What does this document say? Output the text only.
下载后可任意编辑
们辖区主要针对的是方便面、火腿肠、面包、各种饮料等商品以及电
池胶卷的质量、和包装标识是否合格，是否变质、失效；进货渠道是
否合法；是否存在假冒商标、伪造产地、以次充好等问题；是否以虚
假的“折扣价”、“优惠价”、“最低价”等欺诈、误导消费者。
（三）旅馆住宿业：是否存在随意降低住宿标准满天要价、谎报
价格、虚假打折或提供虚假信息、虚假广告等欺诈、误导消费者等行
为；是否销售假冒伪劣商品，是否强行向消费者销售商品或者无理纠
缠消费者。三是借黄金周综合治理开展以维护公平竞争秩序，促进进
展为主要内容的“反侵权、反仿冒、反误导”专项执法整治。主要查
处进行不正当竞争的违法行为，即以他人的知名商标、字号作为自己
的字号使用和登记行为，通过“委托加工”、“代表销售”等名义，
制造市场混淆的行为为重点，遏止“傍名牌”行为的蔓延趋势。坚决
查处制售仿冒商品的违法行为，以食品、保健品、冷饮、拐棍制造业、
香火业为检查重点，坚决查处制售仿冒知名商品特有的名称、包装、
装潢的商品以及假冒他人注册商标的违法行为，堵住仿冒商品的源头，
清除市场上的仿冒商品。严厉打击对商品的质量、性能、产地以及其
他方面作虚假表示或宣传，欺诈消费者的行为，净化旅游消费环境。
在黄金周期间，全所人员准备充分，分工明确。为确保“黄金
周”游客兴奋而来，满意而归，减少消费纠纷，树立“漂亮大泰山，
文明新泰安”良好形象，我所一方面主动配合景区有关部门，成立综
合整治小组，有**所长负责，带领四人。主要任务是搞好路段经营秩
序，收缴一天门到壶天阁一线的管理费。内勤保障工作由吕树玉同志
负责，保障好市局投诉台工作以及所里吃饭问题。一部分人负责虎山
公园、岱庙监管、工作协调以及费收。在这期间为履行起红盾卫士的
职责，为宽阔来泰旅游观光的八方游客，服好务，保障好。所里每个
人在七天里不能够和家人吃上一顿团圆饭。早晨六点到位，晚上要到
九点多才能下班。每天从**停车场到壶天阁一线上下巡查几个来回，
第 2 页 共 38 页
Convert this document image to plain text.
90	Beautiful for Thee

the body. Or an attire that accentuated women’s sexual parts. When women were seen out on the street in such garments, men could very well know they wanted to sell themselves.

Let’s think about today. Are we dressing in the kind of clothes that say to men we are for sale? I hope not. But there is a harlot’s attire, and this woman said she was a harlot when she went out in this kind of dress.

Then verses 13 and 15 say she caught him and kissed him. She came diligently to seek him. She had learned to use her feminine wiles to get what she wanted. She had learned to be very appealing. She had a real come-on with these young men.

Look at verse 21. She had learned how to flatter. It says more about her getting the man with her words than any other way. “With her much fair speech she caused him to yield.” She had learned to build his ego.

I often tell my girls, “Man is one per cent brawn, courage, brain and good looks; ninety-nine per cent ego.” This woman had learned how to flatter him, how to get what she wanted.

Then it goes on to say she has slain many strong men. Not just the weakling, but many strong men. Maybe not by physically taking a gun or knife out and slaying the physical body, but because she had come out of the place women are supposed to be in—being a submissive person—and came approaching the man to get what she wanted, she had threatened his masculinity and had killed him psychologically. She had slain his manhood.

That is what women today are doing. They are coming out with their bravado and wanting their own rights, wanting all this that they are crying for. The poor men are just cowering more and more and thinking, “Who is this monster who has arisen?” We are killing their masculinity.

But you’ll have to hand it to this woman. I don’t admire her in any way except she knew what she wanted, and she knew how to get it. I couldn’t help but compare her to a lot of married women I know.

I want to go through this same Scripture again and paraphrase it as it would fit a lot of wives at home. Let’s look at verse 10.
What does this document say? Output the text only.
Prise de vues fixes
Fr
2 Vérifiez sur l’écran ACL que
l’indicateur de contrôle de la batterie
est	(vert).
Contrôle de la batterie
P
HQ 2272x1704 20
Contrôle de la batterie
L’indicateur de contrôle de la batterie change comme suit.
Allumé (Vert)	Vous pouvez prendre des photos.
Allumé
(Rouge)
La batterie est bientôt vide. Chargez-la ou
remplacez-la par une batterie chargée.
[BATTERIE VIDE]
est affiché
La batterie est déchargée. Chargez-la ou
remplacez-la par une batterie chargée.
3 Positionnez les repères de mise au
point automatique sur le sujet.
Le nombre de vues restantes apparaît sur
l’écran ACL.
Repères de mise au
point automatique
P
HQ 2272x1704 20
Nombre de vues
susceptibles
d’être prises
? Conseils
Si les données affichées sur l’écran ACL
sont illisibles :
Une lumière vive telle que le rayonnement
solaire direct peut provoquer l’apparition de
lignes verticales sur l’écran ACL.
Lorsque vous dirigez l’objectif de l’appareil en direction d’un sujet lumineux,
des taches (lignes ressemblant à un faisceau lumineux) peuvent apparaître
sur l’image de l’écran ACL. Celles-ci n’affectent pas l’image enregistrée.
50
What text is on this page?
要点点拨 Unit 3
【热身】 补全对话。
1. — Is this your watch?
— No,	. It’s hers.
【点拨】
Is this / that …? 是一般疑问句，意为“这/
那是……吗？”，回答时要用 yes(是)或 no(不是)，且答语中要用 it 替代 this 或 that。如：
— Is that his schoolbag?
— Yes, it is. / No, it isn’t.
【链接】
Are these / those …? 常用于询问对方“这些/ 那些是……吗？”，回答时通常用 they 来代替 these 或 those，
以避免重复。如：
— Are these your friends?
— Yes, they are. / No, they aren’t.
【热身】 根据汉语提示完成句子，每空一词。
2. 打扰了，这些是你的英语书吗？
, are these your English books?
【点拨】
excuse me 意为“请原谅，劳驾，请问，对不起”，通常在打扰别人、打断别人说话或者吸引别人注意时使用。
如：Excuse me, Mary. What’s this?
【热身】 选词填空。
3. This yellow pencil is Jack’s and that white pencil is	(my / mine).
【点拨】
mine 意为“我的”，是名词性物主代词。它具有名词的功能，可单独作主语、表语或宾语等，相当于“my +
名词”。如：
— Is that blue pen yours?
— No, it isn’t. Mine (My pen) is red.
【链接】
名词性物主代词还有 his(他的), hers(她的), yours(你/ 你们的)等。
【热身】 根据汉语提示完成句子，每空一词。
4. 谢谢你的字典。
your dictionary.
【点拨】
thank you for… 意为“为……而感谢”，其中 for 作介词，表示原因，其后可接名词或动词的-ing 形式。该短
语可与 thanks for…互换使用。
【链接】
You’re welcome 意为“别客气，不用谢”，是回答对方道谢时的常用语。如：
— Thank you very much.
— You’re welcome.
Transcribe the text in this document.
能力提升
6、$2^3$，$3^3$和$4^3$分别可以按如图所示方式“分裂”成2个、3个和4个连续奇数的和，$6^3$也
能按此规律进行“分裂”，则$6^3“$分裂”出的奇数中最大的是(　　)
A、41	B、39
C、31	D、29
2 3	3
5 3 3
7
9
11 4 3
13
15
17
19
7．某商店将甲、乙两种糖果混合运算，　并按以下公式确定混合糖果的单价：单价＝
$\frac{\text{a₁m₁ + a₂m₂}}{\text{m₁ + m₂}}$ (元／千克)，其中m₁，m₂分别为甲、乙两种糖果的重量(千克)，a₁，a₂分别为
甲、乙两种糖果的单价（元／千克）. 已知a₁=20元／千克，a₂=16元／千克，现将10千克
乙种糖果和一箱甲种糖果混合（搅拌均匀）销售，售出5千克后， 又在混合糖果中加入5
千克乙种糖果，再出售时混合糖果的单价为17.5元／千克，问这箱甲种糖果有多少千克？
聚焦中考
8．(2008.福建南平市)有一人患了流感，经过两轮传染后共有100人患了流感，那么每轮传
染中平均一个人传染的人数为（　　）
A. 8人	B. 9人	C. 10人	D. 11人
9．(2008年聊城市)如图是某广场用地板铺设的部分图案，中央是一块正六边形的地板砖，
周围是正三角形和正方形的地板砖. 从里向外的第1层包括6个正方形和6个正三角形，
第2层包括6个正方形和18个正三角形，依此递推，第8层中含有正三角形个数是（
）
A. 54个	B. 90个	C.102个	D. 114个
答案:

Request
Determine the count of lines in the data above with the string "point" in them, and give that count alone.

Task output
2